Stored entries
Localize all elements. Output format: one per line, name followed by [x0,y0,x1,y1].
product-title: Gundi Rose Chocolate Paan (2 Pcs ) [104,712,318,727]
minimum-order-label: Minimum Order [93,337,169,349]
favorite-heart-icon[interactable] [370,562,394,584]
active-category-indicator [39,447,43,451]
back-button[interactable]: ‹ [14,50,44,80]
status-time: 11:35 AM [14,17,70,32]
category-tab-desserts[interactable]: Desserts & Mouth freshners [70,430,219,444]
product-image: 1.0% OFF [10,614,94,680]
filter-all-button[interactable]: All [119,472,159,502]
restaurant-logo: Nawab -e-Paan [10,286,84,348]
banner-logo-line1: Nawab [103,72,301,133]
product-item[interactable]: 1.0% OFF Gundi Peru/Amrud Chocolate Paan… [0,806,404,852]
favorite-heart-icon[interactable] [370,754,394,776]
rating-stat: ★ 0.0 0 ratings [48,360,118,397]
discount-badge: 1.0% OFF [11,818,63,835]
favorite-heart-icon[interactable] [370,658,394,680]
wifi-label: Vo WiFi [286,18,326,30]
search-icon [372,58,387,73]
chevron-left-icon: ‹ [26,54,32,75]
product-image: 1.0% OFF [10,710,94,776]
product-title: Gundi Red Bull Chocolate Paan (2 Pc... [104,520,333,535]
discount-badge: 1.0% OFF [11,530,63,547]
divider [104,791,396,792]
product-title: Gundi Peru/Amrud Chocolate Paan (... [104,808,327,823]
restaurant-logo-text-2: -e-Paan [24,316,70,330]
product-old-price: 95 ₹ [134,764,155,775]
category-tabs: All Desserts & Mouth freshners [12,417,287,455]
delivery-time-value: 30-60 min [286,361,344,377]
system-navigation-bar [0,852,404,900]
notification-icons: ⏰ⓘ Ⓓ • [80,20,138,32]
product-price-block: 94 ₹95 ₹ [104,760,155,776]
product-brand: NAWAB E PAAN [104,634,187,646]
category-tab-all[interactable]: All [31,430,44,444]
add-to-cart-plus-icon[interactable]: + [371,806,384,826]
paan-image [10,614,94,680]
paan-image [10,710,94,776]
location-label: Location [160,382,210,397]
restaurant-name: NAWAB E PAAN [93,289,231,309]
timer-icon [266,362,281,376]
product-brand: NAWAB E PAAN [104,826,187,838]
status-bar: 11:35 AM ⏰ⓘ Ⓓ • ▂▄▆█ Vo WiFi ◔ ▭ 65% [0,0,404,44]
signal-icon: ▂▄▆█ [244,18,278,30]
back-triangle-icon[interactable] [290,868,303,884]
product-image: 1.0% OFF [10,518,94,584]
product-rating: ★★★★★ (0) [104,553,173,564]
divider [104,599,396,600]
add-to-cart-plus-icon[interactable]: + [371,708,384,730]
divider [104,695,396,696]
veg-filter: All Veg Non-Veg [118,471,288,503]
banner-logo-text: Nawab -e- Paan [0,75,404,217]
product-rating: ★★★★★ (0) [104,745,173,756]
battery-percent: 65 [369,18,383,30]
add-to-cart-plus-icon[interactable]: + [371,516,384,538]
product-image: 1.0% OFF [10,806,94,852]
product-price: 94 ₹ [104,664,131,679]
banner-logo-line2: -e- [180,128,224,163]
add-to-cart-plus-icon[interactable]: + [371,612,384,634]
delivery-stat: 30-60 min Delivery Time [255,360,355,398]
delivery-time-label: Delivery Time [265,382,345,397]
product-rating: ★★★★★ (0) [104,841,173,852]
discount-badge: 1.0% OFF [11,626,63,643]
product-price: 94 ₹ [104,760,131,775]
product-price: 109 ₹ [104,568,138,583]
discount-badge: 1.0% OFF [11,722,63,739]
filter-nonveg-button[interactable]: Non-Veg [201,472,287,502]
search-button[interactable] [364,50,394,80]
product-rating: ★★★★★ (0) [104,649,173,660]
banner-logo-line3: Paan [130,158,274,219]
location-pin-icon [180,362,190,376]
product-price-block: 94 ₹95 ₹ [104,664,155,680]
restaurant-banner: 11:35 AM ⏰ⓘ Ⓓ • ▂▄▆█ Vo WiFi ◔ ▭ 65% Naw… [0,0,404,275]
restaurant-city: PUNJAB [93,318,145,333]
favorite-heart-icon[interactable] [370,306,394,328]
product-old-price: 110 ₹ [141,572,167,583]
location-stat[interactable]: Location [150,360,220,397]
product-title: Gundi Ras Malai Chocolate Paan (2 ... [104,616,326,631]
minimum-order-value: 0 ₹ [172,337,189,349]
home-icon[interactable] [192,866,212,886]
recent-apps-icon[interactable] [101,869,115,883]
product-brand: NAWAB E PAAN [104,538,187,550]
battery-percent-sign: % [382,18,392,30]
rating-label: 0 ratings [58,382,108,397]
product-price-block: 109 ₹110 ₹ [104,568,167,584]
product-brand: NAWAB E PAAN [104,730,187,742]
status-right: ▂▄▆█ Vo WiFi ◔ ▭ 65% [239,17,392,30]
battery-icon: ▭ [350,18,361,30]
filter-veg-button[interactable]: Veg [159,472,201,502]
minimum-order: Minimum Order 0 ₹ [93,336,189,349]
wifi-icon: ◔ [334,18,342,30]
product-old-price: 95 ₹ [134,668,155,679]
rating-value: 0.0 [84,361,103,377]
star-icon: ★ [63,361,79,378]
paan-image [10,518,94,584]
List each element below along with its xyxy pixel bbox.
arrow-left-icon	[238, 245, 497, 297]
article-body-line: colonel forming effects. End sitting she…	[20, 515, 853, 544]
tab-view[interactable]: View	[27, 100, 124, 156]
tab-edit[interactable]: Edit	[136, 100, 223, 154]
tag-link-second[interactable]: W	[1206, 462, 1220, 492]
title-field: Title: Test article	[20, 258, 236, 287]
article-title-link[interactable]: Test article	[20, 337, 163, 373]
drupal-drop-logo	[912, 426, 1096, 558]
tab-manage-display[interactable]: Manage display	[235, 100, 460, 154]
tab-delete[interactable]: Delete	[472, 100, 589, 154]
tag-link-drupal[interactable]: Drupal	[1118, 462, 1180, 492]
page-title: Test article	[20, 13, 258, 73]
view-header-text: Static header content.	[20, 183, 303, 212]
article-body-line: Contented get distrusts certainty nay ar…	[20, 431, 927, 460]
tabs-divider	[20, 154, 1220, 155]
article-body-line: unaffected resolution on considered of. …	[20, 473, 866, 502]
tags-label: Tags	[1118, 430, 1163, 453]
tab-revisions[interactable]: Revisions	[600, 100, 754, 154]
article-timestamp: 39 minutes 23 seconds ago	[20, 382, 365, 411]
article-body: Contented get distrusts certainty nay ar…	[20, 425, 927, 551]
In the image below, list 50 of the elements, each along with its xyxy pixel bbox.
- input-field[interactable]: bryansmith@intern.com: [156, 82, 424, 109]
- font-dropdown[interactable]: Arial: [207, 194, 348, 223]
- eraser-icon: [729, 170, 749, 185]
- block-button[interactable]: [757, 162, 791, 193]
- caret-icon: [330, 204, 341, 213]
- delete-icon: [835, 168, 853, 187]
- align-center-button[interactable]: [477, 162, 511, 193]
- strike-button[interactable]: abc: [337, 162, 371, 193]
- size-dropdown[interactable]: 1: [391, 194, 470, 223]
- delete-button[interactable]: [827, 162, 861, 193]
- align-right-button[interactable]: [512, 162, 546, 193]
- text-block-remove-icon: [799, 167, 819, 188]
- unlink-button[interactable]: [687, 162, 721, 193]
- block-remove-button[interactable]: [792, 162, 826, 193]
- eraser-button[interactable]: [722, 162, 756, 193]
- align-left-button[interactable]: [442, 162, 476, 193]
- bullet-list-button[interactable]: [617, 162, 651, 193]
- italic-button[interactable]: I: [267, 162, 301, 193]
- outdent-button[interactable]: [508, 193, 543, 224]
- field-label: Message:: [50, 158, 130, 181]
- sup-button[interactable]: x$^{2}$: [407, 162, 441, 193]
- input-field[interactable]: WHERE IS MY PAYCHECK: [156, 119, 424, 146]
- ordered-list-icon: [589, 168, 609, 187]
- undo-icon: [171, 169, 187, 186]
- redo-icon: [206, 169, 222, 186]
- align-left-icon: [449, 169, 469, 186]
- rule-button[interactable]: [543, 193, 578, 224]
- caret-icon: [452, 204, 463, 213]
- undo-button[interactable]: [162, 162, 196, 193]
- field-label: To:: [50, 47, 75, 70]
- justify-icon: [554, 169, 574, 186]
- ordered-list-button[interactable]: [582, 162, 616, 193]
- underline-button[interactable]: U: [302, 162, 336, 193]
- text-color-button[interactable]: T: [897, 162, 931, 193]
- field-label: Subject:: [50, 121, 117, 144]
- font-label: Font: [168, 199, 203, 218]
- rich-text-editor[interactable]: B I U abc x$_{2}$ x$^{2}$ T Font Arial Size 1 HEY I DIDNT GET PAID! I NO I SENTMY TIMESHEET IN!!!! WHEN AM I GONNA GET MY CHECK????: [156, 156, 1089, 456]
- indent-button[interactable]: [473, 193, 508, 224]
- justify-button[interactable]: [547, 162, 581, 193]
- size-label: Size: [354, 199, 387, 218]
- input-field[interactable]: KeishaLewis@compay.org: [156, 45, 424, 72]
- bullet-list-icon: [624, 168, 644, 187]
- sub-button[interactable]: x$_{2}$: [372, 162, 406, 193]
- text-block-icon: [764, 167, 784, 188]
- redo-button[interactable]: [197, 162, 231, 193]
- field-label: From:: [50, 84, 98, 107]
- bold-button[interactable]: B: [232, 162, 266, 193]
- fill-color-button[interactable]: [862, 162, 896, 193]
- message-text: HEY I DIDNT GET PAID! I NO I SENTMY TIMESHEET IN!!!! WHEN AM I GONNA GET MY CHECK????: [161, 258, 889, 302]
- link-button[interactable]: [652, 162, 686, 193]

PROBLEM
Recast the stretch of the records above, from their first line through the line containing "discount-badge: 1.0% OFF [11,818,63,835]", as a JSON list of strings, one string per line, omitting any blank lines.

SOLUTION
[
  "Localize all elements. Output format: one per line, name followed by [x0,y0,x1,y1].",
  "product-title: Gundi Rose Chocolate Paan (2 Pcs ) [104,712,318,727]",
  "minimum-order-label: Minimum Order [93,337,169,349]",
  "favorite-heart-icon[interactable] [370,562,394,584]",
  "active-category-indicator [39,447,43,451]",
  "back-button[interactable]: ‹ [14,50,44,80]",
  "status-time: 11:35 AM [14,17,70,32]",
  "category-tab-desserts[interactable]: Desserts & Mouth freshners [70,430,219,444]",
  "product-image: 1.0% OFF [10,614,94,680]",
  "filter-all-button[interactable]: All [119,472,159,502]",
  "restaurant-logo: Nawab -e-Paan [10,286,84,348]",
  "banner-logo-line1: Nawab [103,72,301,133]",
  "product-item[interactable]: 1.0% OFF Gundi Peru/Amrud Chocolate Paan… [0,806,404,852]",
  "favorite-heart-icon[interactable] [370,754,394,776]",
  "rating-stat: ★ 0.0 0 ratings [48,360,118,397]",
  "discount-badge: 1.0% OFF [11,818,63,835]"
]